>> BEGIN

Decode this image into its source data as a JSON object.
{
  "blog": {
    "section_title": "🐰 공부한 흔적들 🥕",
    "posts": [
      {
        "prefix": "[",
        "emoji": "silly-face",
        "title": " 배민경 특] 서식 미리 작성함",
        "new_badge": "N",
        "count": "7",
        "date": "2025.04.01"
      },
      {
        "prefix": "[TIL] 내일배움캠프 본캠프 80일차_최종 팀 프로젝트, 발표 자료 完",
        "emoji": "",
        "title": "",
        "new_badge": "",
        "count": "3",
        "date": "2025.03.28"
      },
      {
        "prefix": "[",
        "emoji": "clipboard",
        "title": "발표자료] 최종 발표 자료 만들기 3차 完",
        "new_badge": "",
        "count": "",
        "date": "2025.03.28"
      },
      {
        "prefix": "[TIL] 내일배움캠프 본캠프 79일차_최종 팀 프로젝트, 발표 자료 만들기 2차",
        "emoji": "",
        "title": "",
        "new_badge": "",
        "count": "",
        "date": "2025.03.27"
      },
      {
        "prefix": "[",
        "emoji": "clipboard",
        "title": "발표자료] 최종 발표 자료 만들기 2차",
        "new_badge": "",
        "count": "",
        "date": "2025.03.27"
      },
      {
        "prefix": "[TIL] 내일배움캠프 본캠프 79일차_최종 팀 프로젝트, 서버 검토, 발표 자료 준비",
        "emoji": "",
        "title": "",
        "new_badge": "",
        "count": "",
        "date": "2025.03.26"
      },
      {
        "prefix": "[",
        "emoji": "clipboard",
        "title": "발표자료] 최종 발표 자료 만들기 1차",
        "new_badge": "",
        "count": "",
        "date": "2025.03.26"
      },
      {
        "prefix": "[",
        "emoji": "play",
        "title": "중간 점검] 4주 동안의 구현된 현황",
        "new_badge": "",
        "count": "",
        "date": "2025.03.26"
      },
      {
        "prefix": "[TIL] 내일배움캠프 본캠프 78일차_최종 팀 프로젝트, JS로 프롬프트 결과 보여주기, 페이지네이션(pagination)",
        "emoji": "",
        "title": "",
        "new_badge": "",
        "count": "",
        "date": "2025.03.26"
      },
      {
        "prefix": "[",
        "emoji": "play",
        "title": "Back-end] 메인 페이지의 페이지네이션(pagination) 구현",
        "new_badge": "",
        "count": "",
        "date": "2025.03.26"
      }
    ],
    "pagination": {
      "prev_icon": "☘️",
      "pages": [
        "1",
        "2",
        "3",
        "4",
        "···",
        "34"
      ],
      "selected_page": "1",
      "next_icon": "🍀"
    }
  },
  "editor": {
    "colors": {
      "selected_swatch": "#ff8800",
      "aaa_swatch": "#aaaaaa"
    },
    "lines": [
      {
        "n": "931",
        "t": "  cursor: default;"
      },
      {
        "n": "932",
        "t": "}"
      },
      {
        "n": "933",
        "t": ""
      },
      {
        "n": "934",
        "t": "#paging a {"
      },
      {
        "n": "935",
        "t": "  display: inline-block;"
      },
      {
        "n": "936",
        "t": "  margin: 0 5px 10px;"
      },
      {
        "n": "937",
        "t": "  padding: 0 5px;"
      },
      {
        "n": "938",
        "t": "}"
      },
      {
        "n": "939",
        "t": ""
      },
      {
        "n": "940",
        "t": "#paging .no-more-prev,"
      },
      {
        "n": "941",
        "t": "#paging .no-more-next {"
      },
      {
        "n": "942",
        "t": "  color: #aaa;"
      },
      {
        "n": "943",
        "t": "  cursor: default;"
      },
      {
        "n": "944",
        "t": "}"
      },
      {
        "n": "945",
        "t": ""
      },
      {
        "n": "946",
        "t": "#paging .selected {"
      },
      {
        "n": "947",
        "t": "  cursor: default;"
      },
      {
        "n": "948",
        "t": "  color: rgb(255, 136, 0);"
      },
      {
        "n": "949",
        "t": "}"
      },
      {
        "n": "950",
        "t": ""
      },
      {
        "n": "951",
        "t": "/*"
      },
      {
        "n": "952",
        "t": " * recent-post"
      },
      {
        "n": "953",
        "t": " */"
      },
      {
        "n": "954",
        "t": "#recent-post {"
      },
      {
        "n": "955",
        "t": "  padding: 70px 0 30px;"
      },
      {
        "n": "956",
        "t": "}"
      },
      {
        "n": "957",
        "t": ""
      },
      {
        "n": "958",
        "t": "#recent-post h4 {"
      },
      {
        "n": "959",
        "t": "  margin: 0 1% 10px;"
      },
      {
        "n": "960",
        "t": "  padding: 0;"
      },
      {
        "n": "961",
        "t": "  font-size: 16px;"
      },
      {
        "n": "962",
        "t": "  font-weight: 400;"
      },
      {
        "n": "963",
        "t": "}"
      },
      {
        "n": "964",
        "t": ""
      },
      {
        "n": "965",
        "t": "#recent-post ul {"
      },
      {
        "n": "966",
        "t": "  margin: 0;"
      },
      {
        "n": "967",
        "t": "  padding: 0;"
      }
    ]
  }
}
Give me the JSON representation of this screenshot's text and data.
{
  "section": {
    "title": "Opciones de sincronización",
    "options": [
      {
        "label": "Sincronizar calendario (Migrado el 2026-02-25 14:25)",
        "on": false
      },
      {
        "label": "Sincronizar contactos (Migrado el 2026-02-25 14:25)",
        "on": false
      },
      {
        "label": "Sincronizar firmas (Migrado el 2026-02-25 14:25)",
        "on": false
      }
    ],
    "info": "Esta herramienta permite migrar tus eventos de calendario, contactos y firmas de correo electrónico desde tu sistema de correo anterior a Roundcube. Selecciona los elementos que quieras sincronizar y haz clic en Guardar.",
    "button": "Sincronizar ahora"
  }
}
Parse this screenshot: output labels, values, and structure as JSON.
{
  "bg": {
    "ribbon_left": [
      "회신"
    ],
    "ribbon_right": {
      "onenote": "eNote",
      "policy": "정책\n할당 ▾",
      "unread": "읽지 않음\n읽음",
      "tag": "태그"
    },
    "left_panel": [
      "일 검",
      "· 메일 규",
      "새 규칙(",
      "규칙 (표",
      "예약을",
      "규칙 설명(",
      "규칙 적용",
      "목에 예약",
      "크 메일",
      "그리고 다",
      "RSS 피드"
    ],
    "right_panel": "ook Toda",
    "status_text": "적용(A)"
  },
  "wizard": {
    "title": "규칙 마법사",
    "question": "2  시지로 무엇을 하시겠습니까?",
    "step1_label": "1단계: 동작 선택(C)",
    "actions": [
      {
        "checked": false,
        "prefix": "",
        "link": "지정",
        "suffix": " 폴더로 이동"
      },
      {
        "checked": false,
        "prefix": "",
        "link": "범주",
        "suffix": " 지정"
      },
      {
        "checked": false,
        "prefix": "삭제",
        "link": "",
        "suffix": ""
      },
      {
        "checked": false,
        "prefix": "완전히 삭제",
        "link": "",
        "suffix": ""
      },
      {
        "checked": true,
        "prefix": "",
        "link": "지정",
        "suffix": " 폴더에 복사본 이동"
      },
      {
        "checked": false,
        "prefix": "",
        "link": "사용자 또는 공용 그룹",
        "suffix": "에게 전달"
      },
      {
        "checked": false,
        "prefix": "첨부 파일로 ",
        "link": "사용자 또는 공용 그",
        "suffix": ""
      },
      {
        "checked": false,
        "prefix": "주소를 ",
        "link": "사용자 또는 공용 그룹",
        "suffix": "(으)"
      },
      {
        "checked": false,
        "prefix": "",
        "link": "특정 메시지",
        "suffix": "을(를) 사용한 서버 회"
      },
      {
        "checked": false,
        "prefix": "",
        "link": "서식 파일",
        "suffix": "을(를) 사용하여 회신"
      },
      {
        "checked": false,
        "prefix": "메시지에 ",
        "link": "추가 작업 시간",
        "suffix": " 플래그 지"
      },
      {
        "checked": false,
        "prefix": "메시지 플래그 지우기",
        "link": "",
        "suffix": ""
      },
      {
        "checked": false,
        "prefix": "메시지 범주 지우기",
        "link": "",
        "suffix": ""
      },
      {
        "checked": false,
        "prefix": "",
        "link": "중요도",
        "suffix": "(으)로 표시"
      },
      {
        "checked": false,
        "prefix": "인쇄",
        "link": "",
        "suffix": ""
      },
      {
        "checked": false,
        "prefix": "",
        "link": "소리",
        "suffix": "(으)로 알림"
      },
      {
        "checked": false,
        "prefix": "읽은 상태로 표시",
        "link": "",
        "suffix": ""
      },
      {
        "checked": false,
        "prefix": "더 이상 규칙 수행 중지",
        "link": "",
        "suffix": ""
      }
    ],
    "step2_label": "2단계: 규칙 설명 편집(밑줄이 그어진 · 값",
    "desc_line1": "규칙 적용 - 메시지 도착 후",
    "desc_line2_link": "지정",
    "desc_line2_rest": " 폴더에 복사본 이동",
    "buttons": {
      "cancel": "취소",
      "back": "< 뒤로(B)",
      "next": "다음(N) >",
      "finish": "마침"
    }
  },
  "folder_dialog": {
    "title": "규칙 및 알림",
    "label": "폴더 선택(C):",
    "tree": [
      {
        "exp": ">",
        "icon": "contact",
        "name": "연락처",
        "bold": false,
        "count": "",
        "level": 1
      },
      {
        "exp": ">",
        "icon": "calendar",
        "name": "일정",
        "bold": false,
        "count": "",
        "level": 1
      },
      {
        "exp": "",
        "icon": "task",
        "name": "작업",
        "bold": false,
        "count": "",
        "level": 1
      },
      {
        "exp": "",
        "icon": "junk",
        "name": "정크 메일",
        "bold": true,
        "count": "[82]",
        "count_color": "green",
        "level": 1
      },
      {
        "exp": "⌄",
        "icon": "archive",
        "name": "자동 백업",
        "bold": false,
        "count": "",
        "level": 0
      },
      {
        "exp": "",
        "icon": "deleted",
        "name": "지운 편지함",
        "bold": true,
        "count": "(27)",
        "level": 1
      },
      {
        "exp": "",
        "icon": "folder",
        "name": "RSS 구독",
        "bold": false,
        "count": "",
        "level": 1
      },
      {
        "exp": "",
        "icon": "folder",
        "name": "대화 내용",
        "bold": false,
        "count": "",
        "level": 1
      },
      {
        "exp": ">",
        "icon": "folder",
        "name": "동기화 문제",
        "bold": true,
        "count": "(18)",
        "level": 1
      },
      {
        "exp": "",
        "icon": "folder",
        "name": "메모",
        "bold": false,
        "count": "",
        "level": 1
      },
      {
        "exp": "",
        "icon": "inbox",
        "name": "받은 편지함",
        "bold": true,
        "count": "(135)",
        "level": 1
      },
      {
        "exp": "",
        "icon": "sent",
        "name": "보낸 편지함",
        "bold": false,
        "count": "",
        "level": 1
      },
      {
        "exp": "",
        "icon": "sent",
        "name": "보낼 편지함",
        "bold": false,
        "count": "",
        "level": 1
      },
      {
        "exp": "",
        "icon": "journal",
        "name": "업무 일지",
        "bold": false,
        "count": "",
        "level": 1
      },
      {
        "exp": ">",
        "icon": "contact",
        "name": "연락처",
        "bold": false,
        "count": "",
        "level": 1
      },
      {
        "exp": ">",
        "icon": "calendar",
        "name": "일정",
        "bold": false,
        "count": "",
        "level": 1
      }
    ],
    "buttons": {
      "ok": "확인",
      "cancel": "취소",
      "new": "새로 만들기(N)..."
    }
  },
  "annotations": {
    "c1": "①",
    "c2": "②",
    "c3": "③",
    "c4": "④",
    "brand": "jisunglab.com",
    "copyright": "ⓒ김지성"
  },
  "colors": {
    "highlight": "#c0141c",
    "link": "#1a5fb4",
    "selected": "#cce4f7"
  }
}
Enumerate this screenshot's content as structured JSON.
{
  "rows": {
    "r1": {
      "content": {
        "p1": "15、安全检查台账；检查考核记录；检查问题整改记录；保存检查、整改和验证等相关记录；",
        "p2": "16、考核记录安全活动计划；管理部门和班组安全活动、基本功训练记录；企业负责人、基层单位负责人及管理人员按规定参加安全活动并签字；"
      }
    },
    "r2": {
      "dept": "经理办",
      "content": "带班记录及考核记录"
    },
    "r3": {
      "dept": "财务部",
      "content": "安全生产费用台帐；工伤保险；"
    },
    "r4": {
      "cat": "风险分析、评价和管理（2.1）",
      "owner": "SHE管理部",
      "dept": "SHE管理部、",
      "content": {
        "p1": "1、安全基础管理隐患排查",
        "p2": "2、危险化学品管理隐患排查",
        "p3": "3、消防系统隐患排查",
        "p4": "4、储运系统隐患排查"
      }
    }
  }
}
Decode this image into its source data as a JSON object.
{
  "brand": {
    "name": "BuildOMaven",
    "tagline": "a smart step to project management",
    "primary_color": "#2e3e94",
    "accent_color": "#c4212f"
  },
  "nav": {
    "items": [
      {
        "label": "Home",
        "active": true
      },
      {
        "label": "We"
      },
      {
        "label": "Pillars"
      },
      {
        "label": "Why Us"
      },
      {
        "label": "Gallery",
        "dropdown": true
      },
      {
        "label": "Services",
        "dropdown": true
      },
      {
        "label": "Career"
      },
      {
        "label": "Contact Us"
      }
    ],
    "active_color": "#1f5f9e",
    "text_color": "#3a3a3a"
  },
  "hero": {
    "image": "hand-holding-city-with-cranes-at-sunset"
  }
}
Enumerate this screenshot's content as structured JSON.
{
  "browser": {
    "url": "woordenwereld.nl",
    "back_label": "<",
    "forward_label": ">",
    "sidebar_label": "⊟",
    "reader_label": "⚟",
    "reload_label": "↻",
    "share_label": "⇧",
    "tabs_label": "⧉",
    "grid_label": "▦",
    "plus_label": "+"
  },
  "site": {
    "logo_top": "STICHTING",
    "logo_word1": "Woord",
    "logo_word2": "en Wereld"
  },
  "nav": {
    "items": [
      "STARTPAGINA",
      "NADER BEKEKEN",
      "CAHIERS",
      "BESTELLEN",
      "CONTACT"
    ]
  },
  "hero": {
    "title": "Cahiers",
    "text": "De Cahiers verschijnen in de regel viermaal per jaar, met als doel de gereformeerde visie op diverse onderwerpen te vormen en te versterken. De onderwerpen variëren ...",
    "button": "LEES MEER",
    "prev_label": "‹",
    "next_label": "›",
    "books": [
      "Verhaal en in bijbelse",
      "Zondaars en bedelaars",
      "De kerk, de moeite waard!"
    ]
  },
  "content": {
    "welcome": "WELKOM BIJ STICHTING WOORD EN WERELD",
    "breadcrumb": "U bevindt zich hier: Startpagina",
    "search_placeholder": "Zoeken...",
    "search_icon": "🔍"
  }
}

>> END

## THE TASK
List each line holding the string "calendario".

## OUTPUT FOR THIS TASK
        "label": "Sincronizar calendario (Migrado el 2026-02-25 14:25)",
    "info": "Esta herramienta permite migrar tus eventos de calendario, contactos y firmas de correo electrónico desde tu sistema de correo anterior a Roundcube. Selecciona los elementos que quieras sincronizar y haz clic en Guardar.",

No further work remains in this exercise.